### Task prompt
Collect the lines of the entries where "hour" shows up.
───── Supplied material ─────
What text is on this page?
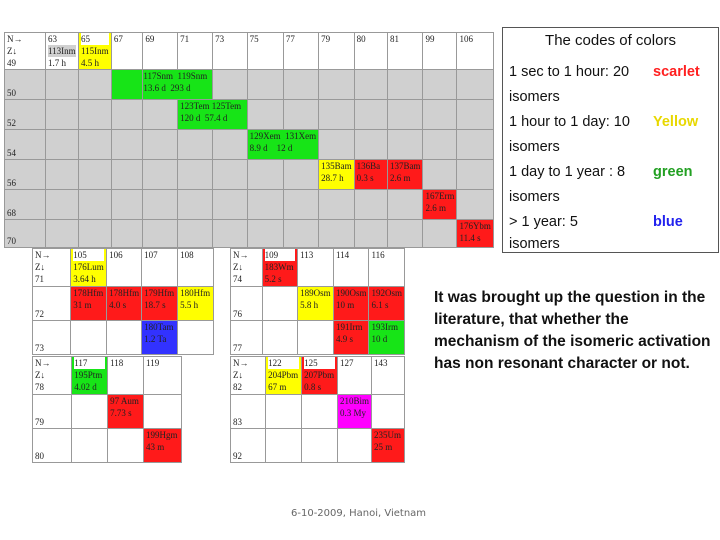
N→
Z↓
49	63

113Inm
1.7 h	65
115Inm
4.5 h	67	69	71	73	75	77	79	80	81	99	106
50				117Snm 119Snm
13.6 d 293 d									
52					123Tem 125Tem
120 d 57.4 d								
54							129Xem 131Xem
8.9 d 12 d						
56									135Bam
28.7 h	136Ba
0.3 s	137Bam
2.6 m		
68												167Erm
2.6 m	
70													176Ybm
11.4 s
N→
Z↓
71	105
176Lum
3.64 h	106	107	108
72	178Hfm
31 m	178Hfm
4.0 s	179Hfm
18.7 s	180Hfm
5.5 h
73			180Tam
1.2 Ta	
N→
Z↓
74	109
183Wm
5.2 s	113	114	116
76		189Osm
5.8 h	190Osm
10 m	192Osm
6.1 s
77			191Irm
4.9 s	193Irm
10 d
N→
Z↓
78	117
195Ptm
4.02 d	118	119
79		97 Aum
7.73 s	
80			199Hgm
43 m
N→
Z↓
82	122
204Pbm
67 m	125
207Pbm
0.8 s	127	143
83			210Bim
0.3 My	
92				235Um
25 m
The codes of colors
1 sec to 1 hour: 20 scarlet
isomers
1 hour to 1 day: 10 Yellow
isomers
1 day to 1 year : 8 green
isomers
> 1 year: 5	blue
isomers
It was brought up the question in the literature, that whether the mechanism of the isomeric activation has non resonant character or not.
6-10-2009, Hanoi, Vietnam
─────
### Response to the exercise
1 sec to 1 hour: 20 scarlet
1 hour to 1 day: 10 Yellow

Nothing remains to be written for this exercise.